- Extracts from a graphics dataset:
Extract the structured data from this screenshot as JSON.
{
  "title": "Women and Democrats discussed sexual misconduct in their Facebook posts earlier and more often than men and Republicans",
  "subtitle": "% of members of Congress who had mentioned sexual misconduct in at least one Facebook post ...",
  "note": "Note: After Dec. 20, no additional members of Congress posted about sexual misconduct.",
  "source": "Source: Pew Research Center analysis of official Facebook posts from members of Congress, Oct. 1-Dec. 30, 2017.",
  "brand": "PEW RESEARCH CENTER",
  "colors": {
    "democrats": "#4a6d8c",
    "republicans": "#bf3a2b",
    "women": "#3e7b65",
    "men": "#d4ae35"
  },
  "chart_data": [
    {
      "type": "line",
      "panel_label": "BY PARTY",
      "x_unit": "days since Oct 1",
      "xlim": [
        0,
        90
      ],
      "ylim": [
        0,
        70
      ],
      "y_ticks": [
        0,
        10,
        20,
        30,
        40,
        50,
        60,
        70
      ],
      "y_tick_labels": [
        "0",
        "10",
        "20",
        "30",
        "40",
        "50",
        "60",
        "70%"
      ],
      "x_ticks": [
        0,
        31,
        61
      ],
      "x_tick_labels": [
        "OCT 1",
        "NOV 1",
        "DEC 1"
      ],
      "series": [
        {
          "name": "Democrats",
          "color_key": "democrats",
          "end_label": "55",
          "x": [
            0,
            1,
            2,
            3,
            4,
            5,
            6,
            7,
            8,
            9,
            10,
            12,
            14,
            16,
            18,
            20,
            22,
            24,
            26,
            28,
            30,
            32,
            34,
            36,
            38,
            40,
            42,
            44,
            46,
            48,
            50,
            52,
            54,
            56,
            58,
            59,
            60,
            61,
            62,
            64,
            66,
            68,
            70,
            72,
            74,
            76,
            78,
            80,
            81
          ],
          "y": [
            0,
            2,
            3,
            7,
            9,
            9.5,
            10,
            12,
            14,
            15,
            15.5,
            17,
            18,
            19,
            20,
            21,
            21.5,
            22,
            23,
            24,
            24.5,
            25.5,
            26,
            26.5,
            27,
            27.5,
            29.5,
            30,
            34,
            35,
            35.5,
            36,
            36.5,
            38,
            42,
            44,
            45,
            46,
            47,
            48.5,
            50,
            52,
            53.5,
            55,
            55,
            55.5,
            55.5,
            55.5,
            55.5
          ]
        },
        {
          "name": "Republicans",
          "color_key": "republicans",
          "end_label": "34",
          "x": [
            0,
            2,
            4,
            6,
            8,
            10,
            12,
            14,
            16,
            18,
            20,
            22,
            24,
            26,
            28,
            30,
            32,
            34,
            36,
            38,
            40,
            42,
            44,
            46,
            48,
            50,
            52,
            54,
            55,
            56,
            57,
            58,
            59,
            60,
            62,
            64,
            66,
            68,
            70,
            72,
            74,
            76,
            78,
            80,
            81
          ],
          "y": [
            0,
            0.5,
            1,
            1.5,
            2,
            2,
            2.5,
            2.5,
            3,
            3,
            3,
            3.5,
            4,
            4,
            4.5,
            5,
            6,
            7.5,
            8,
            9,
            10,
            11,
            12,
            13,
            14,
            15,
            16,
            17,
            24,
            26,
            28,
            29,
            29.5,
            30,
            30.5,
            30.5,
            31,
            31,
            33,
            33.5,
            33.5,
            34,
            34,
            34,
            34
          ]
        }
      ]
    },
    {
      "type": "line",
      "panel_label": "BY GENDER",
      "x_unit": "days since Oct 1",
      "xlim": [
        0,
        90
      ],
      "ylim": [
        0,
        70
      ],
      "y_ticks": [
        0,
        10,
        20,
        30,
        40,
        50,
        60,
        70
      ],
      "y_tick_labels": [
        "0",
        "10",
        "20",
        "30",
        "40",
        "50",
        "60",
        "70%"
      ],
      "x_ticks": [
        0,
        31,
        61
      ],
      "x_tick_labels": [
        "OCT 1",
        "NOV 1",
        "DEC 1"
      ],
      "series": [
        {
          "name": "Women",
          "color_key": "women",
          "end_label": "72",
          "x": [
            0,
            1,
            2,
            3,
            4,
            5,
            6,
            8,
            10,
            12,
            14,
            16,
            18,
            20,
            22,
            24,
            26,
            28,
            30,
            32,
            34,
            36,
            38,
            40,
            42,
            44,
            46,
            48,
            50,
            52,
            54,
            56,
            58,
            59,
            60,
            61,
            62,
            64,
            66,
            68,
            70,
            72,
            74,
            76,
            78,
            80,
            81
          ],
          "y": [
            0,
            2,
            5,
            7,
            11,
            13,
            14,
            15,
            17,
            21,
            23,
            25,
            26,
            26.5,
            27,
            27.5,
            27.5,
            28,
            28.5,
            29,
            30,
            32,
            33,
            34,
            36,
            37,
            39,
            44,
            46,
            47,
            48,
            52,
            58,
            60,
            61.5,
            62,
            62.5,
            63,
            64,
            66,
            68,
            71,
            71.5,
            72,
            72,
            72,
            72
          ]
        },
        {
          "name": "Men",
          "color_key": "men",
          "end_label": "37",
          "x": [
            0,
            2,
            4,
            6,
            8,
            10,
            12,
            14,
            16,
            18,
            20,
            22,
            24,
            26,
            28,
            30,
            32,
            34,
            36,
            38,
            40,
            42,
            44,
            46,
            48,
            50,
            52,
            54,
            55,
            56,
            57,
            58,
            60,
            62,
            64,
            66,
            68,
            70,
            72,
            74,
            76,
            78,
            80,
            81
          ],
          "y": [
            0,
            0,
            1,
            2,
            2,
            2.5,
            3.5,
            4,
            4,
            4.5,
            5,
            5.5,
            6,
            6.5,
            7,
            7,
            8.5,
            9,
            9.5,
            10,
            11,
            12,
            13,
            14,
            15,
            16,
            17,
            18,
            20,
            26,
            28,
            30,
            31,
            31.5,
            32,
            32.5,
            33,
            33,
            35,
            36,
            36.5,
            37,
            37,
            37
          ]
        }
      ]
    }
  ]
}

- What the task requires: Your task is to retype all of the records exactly.

- Solution:
Extract the structured data from this screenshot as JSON.
{
  "title": "Women and Democrats discussed sexual misconduct in their Facebook posts earlier and more often than men and Republicans",
  "subtitle": "% of members of Congress who had mentioned sexual misconduct in at least one Facebook post ...",
  "note": "Note: After Dec. 20, no additional members of Congress posted about sexual misconduct.",
  "source": "Source: Pew Research Center analysis of official Facebook posts from members of Congress, Oct. 1-Dec. 30, 2017.",
  "brand": "PEW RESEARCH CENTER",
  "colors": {
    "democrats": "#4a6d8c",
    "republicans": "#bf3a2b",
    "women": "#3e7b65",
    "men": "#d4ae35"
  },
  "chart_data": [
    {
      "type": "line",
      "panel_label": "BY PARTY",
      "x_unit": "days since Oct 1",
      "xlim": [
        0,
        90
      ],
      "ylim": [
        0,
        70
      ],
      "y_ticks": [
        0,
        10,
        20,
        30,
        40,
        50,
        60,
        70
      ],
      "y_tick_labels": [
        "0",
        "10",
        "20",
        "30",
        "40",
        "50",
        "60",
        "70%"
      ],
      "x_ticks": [
        0,
        31,
        61
      ],
      "x_tick_labels": [
        "OCT 1",
        "NOV 1",
        "DEC 1"
      ],
      "series": [
        {
          "name": "Democrats",
          "color_key": "democrats",
          "end_label": "55",
          "x": [
            0,
            1,
            2,
            3,
            4,
            5,
            6,
            7,
            8,
            9,
            10,
            12,
            14,
            16,
            18,
            20,
            22,
            24,
            26,
            28,
            30,
            32,
            34,
            36,
            38,
            40,
            42,
            44,
            46,
            48,
            50,
            52,
            54,
            56,
            58,
            59,
            60,
            61,
            62,
            64,
            66,
            68,
            70,
            72,
            74,
            76,
            78,
            80,
            81
          ],
          "y": [
            0,
            2,
            3,
            7,
            9,
            9.5,
            10,
            12,
            14,
            15,
            15.5,
            17,
            18,
            19,
            20,
            21,
            21.5,
            22,
            23,
            24,
            24.5,
            25.5,
            26,
            26.5,
            27,
            27.5,
            29.5,
            30,
            34,
            35,
            35.5,
            36,
            36.5,
            38,
            42,
            44,
            45,
            46,
            47,
            48.5,
            50,
            52,
            53.5,
            55,
            55,
            55.5,
            55.5,
            55.5,
            55.5
          ]
        },
        {
          "name": "Republicans",
          "color_key": "republicans",
          "end_label": "34",
          "x": [
            0,
            2,
            4,
            6,
            8,
            10,
            12,
            14,
            16,
            18,
            20,
            22,
            24,
            26,
            28,
            30,
            32,
            34,
            36,
            38,
            40,
            42,
            44,
            46,
            48,
            50,
            52,
            54,
            55,
            56,
            57,
            58,
            59,
            60,
            62,
            64,
            66,
            68,
            70,
            72,
            74,
            76,
            78,
            80,
            81
          ],
          "y": [
            0,
            0.5,
            1,
            1.5,
            2,
            2,
            2.5,
            2.5,
            3,
            3,
            3,
            3.5,
            4,
            4,
            4.5,
            5,
            6,
            7.5,
            8,
            9,
            10,
            11,
            12,
            13,
            14,
            15,
            16,
            17,
            24,
            26,
            28,
            29,
            29.5,
            30,
            30.5,
            30.5,
            31,
            31,
            33,
            33.5,
            33.5,
            34,
            34,
            34,
            34
          ]
        }
      ]
    },
    {
      "type": "line",
      "panel_label": "BY GENDER",
      "x_unit": "days since Oct 1",
      "xlim": [
        0,
        90
      ],
      "ylim": [
        0,
        70
      ],
      "y_ticks": [
        0,
        10,
        20,
        30,
        40,
        50,
        60,
        70
      ],
      "y_tick_labels": [
        "0",
        "10",
        "20",
        "30",
        "40",
        "50",
        "60",
        "70%"
      ],
      "x_ticks": [
        0,
        31,
        61
      ],
      "x_tick_labels": [
        "OCT 1",
        "NOV 1",
        "DEC 1"
      ],
      "series": [
        {
          "name": "Women",
          "color_key": "women",
          "end_label": "72",
          "x": [
            0,
            1,
            2,
            3,
            4,
            5,
            6,
            8,
            10,
            12,
            14,
            16,
            18,
            20,
            22,
            24,
            26,
            28,
            30,
            32,
            34,
            36,
            38,
            40,
            42,
            44,
            46,
            48,
            50,
            52,
            54,
            56,
            58,
            59,
            60,
            61,
            62,
            64,
            66,
            68,
            70,
            72,
            74,
            76,
            78,
            80,
            81
          ],
          "y": [
            0,
            2,
            5,
            7,
            11,
            13,
            14,
            15,
            17,
            21,
            23,
            25,
            26,
            26.5,
            27,
            27.5,
            27.5,
            28,
            28.5,
            29,
            30,
            32,
            33,
            34,
            36,
            37,
            39,
            44,
            46,
            47,
            48,
            52,
            58,
            60,
            61.5,
            62,
            62.5,
            63,
            64,
            66,
            68,
            71,
            71.5,
            72,
            72,
            72,
            72
          ]
        },
        {
          "name": "Men",
          "color_key": "men",
          "end_label": "37",
          "x": [
            0,
            2,
            4,
            6,
            8,
            10,
            12,
            14,
            16,
            18,
            20,
            22,
            24,
            26,
            28,
            30,
            32,
            34,
            36,
            38,
            40,
            42,
            44,
            46,
            48,
            50,
            52,
            54,
            55,
            56,
            57,
            58,
            60,
            62,
            64,
            66,
            68,
            70,
            72,
            74,
            76,
            78,
            80,
            81
          ],
          "y": [
            0,
            0,
            1,
            2,
            2,
            2.5,
            3.5,
            4,
            4,
            4.5,
            5,
            5.5,
            6,
            6.5,
            7,
            7,
            8.5,
            9,
            9.5,
            10,
            11,
            12,
            13,
            14,
            15,
            16,
            17,
            18,
            20,
            26,
            28,
            30,
            31,
            31.5,
            32,
            32.5,
            33,
            33,
            35,
            36,
            36.5,
            37,
            37,
            37
          ]
        }
      ]
    }
  ]
}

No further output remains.